- [Dataset content]:

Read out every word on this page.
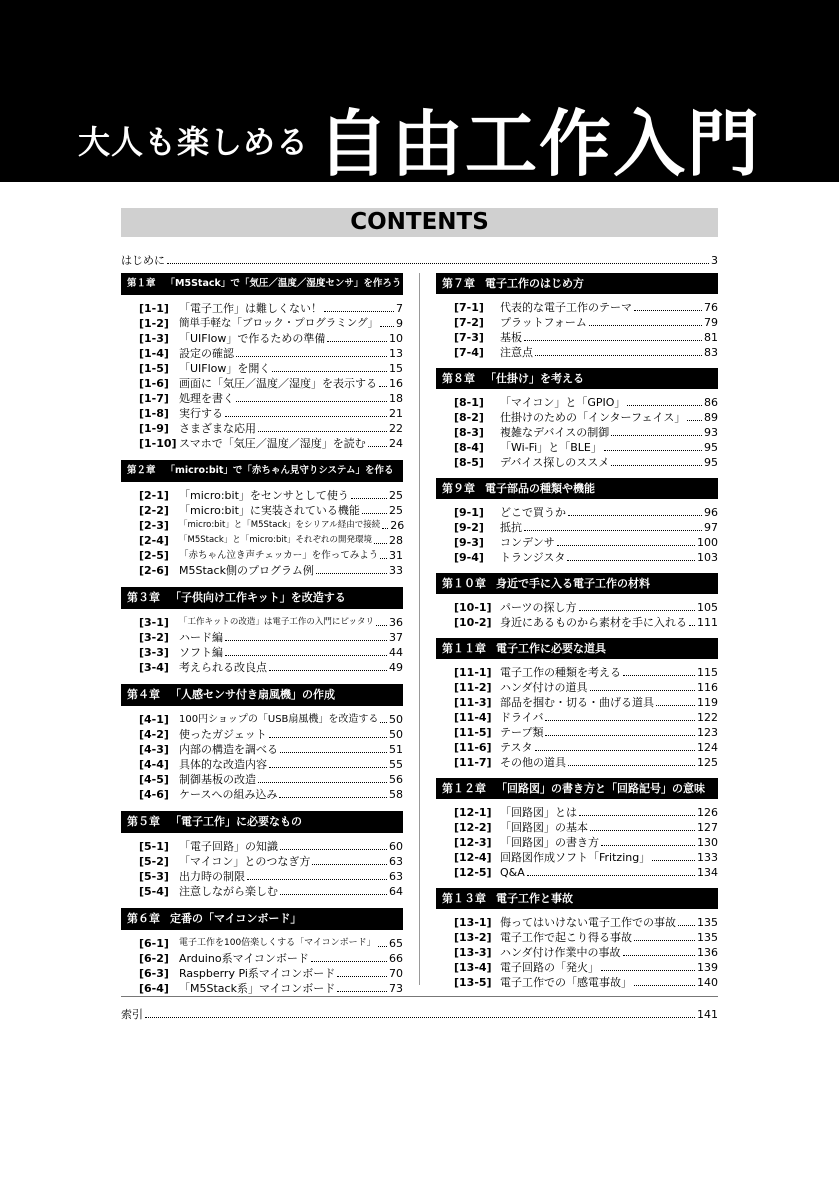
大人も楽しめる 自由工作入門
CONTENTS
はじめに	3
第１章 「M5Stack」で「気圧／温度／湿度センサ」を作ろう
[1-1] 「電子工作」は難しくない！	7
[1-2] 簡単手軽な「ブロック・プログラミング」 9
[1-3] 「UIFlow」で作るための準備	10
[1-4] 設定の確認	13
[1-5] 「UIFlow」を開く	15
[1-6] 画面に「気圧／温度／湿度」を表示する 16
[1-7] 処理を書く	18
[1-8] 実行する	21
[1-9] さまざまな応用	22
[1-10] スマホで「気圧／温度／湿度」を読む 24
第２章 「micro:bit」で「赤ちゃん見守りシステム」を作る
[2-1] 「micro:bit」をセンサとして使う	25
[2-2] 「micro:bit」に実装されている機能	25
[2-3]	「micro:bit」と「M5Stack」をシリアル経由で接続 26
[2-4]	「M5Stack」と「micro:bit」それぞれの開発環境 28
[2-5]	「赤ちゃん泣き声チェッカー」を作ってみよう 31
[2-6] M5Stack側のプログラム例	33
第３章 「子供向け工作キット」を改造する
[3-1]	「工作キットの改造」は電子工作の入門にピッタリ 36
[3-2] ハード編	37
[3-3] ソフト編	44
[3-4] 考えられる改良点	49
第４章 「人感センサ付き扇風機」の作成
[4-1]	100円ショップの「USB扇風機」を改造する 50
[4-2] 使ったガジェット	50
[4-3] 内部の構造を調べる	51
[4-4] 具体的な改造内容	55
[4-5] 制御基板の改造	56
[4-6] ケースへの組み込み	58
第５章 「電子工作」に必要なもの
[5-1] 「電子回路」の知識	60
[5-2] 「マイコン」とのつなぎ方	63
[5-3] 出力時の制限	63
[5-4] 注意しながら楽しむ	64
第６章 定番の「マイコンボード」
[6-1]	電子工作を100倍楽しくする「マイコンボード」 65
[6-2] Arduino系マイコンボード	66
[6-3] Raspberry Pi系マイコンボード	70
[6-4] 「M5Stack系」マイコンボード	73
第７章 電子工作のはじめ方
[7-1]	代表的な電子工作のテーマ	76
[7-2]	プラットフォーム	79
[7-3]	基板	81
[7-4]	注意点	83
第８章 「仕掛け」を考える
[8-1]	「マイコン」と「GPIO」	86
[8-2]	仕掛けのための「インターフェイス」 89
[8-3]	複雑なデバイスの制御	93
[8-4]	「Wi-Fi」と「BLE」	95
[8-5]	デバイス探しのススメ	95
第９章 電子部品の種類や機能
[9-1]	どこで買うか	96
[9-2]	抵抗	97
[9-3]	コンデンサ	100
[9-4]	トランジスタ	103
第１０章 身近で手に入る電子工作の材料
[10-1] パーツの探し方	105
[10-2] 身近にあるものから素材を手に入れる 111
第１１章 電子工作に必要な道具
[11-1] 電子工作の種類を考える	115
[11-2] ハンダ付けの道具	116
[11-3] 部品を掴む・切る・曲げる道具	119
[11-4] ドライバ	122
[11-5] テープ類	123
[11-6] テスタ	124
[11-7] その他の道具	125
第１２章 「回路図」の書き方と「回路記号」の意味
[12-1] 「回路図」とは	126
[12-2] 「回路図」の基本	127
[12-3] 「回路図」の書き方	130
[12-4] 回路図作成ソフト「Fritzing」	133
[12-5] Q&A	134
第１３章 電子工作と事故
[13-1] 侮ってはいけない電子工作での事故 135
[13-2] 電子工作で起こり得る事故	135
[13-3] ハンダ付け作業中の事故	136
[13-4] 電子回路の「発火」	139
[13-5] 電子工作での「感電事故」	140
索引	141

- [What is asked]: Filter the records above for "micro" and copy every matching line.

- [Solution below]:
第２章 「micro:bit」で「赤ちゃん見守りシステム」を作る
[2-1] 「micro:bit」をセンサとして使う	25
[2-2] 「micro:bit」に実装されている機能	25
[2-3]	「micro:bit」と「M5Stack」をシリアル経由で接続 26
[2-4]	「M5Stack」と「micro:bit」それぞれの開発環境 28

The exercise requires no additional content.